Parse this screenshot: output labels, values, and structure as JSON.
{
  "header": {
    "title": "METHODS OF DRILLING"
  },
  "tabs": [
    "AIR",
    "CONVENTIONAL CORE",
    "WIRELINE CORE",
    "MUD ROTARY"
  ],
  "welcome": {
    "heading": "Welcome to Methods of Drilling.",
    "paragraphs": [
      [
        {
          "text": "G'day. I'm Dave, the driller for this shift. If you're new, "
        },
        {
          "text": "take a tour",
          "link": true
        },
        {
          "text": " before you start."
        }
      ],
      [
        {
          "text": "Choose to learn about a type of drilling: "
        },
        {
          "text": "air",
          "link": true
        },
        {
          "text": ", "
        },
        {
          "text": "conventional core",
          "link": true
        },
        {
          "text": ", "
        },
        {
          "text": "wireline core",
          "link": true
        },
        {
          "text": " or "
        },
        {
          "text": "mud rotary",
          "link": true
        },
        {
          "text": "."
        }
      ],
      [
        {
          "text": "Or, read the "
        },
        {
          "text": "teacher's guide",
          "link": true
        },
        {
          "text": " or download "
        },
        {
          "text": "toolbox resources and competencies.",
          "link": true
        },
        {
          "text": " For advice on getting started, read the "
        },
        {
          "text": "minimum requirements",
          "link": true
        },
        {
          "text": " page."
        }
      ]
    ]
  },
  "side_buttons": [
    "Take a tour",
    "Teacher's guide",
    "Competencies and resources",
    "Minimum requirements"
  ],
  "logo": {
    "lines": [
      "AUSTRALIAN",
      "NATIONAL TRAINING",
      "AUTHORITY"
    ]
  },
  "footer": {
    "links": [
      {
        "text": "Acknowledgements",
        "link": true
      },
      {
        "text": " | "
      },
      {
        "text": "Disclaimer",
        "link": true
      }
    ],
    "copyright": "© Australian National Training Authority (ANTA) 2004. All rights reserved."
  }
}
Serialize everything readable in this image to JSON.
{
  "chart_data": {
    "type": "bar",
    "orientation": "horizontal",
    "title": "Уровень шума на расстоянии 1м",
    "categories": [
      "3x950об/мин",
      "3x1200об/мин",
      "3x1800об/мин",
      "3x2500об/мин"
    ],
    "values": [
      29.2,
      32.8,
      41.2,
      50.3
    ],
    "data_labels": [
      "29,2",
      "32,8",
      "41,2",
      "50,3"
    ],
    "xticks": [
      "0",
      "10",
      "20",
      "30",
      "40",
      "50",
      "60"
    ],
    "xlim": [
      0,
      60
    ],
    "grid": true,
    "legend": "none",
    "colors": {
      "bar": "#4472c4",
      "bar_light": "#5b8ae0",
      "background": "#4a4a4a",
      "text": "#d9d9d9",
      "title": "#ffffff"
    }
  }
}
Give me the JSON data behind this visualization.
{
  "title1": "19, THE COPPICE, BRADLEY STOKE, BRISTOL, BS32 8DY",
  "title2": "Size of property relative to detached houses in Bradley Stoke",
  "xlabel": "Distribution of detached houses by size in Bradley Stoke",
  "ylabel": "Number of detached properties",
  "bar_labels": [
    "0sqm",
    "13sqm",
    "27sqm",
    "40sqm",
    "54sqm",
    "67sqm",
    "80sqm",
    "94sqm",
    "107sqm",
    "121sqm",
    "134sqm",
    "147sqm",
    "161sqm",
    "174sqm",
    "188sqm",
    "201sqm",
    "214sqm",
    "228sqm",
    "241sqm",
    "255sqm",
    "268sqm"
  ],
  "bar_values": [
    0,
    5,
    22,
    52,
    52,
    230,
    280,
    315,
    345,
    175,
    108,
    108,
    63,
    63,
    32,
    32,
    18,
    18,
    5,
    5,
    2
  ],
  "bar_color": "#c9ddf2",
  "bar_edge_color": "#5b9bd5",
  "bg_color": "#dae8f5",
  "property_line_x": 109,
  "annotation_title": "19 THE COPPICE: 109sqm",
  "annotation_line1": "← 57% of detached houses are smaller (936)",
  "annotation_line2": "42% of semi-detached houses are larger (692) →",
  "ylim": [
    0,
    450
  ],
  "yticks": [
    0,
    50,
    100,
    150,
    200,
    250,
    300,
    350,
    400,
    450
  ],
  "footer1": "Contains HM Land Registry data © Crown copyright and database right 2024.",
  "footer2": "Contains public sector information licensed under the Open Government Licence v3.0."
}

--------------------

State the number of lines in this listing that contain the string "detached", and add nothing else.

Task response.
5